### Stated problem
Locate the string "coordinate" in the records below. Copy every line where it occurs.

━━━━━ Extracted entries

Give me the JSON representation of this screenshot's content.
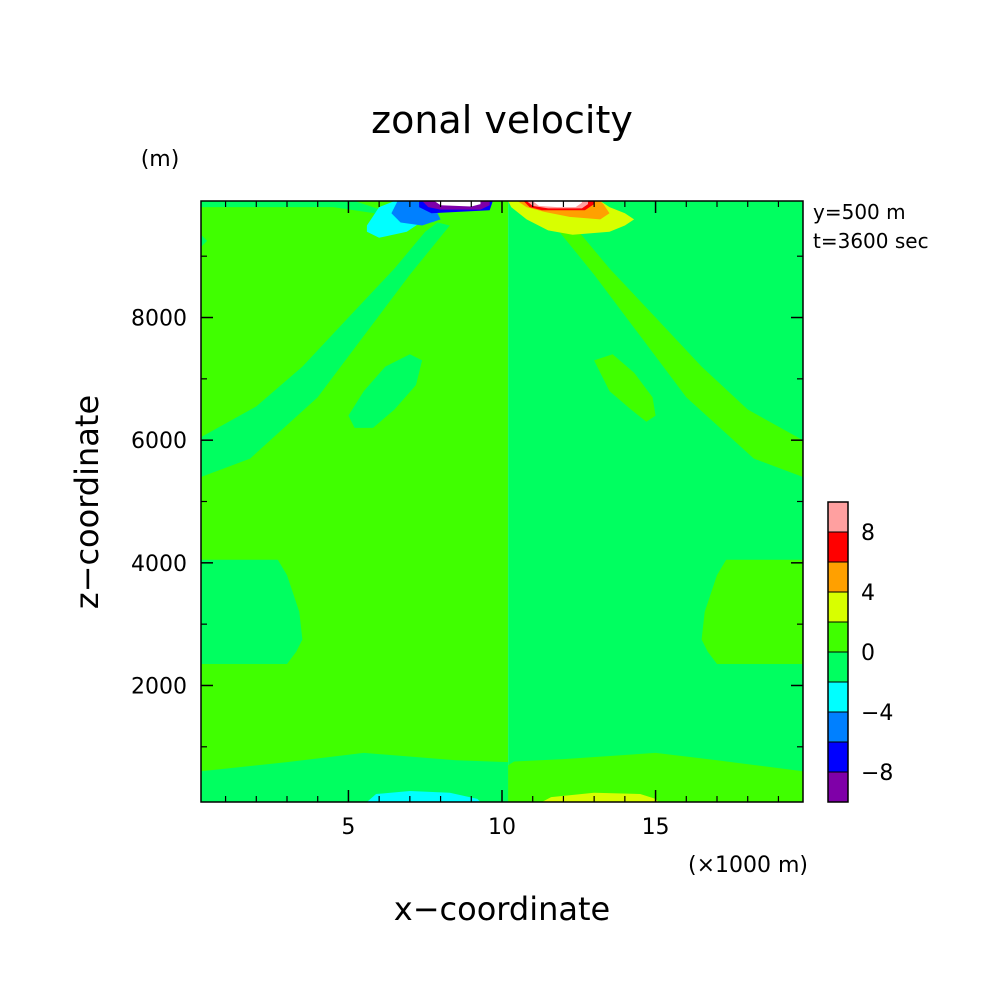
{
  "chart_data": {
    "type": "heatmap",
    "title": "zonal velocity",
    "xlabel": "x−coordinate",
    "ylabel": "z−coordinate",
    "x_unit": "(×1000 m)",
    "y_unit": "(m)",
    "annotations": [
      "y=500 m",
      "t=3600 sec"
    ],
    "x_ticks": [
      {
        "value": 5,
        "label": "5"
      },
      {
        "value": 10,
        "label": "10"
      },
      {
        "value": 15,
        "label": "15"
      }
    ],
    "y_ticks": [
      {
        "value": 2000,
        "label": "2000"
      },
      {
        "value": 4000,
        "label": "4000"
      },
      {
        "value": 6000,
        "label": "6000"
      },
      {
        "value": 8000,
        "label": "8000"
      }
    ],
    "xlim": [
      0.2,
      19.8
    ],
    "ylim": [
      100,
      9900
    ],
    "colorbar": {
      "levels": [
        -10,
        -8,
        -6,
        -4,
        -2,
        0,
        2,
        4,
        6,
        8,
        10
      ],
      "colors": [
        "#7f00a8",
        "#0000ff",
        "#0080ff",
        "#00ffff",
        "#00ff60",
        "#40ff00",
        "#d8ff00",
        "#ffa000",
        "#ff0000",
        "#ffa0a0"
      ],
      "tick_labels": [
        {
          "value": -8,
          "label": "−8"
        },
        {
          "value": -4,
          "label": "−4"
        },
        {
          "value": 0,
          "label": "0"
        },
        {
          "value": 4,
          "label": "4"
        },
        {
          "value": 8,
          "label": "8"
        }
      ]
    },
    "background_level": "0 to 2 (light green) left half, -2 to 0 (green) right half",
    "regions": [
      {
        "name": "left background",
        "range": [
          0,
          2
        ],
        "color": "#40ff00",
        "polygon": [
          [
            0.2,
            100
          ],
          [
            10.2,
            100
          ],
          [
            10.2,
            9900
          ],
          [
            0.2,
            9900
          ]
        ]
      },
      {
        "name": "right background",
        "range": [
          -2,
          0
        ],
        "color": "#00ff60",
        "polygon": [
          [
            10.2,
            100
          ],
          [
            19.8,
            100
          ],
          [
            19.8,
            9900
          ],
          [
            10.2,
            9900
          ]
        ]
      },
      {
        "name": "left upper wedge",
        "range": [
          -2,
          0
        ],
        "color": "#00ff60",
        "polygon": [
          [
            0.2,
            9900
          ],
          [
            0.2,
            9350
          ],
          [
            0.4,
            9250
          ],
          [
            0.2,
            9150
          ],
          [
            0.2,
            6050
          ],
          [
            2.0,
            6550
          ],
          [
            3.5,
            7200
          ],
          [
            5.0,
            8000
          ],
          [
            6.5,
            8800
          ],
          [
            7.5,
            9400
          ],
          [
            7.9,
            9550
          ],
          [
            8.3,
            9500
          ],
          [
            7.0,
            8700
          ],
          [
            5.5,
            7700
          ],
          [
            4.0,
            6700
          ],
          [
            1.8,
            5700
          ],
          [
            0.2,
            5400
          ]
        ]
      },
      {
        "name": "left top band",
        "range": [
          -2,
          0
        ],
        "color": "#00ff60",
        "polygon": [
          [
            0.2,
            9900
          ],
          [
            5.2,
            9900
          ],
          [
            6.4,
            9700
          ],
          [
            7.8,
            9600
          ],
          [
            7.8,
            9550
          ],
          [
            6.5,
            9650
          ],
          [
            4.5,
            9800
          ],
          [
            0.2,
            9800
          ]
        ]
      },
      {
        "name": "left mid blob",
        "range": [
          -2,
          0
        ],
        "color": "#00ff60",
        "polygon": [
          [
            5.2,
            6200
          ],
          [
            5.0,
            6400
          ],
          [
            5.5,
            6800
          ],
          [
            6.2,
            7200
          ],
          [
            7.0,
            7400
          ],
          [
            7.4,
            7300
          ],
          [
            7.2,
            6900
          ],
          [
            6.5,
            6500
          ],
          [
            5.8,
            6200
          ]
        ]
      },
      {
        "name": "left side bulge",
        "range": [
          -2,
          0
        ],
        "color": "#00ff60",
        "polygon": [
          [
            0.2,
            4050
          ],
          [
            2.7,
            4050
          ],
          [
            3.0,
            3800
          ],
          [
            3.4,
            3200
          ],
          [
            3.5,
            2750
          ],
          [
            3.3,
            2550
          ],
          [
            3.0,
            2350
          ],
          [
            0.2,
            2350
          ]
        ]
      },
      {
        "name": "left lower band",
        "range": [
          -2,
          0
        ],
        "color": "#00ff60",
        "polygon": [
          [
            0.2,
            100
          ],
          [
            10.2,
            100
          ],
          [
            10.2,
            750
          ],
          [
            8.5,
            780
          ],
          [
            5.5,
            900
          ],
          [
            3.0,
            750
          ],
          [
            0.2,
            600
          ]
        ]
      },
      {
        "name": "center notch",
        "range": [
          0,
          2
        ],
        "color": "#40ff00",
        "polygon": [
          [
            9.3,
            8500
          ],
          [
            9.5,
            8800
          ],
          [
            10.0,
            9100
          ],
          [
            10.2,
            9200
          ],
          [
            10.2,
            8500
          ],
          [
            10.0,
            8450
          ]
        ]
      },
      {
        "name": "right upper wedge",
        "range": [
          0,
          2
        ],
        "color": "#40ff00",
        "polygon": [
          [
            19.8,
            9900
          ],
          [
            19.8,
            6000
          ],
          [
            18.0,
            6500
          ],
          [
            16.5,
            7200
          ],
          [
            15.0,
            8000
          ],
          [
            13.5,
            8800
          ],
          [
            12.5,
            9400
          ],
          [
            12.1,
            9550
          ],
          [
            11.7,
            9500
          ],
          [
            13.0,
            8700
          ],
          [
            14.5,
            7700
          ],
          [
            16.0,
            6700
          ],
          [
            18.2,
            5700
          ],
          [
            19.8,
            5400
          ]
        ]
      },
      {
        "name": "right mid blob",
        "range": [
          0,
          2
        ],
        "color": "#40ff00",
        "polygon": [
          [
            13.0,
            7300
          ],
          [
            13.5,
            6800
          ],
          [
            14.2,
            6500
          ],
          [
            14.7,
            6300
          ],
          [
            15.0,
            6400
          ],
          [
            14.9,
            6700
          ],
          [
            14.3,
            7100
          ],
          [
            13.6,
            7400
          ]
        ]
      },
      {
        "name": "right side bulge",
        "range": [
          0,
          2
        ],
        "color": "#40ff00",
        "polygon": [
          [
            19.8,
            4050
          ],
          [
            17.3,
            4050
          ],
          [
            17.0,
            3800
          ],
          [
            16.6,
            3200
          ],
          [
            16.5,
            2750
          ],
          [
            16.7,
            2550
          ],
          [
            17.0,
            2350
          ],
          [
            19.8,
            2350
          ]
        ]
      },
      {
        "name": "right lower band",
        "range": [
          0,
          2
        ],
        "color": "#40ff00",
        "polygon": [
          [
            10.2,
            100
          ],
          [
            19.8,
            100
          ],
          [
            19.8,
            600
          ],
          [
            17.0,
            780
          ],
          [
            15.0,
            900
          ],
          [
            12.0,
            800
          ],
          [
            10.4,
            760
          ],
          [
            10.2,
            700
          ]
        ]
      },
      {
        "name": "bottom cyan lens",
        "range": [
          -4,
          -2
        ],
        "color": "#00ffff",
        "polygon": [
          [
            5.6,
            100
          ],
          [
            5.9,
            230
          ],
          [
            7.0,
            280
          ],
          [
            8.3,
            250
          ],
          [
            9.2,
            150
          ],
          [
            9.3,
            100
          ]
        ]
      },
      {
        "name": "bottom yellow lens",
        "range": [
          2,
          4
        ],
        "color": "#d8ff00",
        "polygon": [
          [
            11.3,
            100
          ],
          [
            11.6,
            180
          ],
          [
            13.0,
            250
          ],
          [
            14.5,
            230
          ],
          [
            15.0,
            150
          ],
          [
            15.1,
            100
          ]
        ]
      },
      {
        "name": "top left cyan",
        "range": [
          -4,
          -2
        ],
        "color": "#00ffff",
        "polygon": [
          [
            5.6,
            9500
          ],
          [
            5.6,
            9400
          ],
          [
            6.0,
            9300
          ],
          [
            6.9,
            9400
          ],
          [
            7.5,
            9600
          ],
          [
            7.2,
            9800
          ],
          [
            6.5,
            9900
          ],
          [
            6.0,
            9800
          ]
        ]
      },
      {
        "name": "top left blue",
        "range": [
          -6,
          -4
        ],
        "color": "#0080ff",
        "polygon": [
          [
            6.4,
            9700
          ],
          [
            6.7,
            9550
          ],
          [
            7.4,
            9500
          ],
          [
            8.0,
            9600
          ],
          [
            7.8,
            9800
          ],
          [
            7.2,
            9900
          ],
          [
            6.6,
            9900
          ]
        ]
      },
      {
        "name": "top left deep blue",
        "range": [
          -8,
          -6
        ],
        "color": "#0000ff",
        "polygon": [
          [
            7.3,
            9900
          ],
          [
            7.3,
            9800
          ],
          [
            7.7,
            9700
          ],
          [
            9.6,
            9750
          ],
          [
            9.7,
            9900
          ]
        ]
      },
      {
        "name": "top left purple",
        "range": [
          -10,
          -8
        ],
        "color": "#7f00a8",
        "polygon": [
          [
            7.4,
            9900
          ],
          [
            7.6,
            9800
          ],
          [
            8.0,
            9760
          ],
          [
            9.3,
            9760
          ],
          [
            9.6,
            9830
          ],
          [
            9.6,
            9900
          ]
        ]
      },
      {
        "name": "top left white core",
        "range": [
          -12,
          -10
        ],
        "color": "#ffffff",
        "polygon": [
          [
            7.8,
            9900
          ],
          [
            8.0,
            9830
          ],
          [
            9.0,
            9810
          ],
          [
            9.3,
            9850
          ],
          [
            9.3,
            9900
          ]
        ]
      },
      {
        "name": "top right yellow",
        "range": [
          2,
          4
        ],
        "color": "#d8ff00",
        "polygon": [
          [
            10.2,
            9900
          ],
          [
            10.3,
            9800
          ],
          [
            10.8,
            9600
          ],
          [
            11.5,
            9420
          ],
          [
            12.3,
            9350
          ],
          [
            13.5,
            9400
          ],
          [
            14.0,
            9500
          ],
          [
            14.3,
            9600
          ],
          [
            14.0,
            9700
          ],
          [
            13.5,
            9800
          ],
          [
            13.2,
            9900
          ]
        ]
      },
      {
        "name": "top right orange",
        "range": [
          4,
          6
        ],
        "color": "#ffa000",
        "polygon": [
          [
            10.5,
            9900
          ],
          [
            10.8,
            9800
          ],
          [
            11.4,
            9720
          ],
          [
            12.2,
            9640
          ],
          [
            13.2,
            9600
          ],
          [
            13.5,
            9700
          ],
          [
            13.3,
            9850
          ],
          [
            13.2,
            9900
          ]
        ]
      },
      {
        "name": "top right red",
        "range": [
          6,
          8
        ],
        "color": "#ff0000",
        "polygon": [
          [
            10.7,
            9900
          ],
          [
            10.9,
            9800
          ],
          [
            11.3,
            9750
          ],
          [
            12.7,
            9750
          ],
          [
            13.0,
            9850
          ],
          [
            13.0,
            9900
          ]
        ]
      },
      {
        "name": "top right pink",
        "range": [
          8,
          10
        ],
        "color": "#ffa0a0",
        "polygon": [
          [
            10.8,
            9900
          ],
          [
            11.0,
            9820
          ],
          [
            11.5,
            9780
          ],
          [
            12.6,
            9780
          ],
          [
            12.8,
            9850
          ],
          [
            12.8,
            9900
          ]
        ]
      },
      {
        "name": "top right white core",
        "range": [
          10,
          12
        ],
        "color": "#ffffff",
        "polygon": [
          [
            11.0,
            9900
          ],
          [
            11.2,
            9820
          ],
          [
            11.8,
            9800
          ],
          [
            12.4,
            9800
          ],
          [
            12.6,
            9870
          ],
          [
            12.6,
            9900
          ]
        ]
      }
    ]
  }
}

━━━━━━━━━━

### Answer to the exercise
    "xlabel": "x−coordinate",
    "ylabel": "z−coordinate",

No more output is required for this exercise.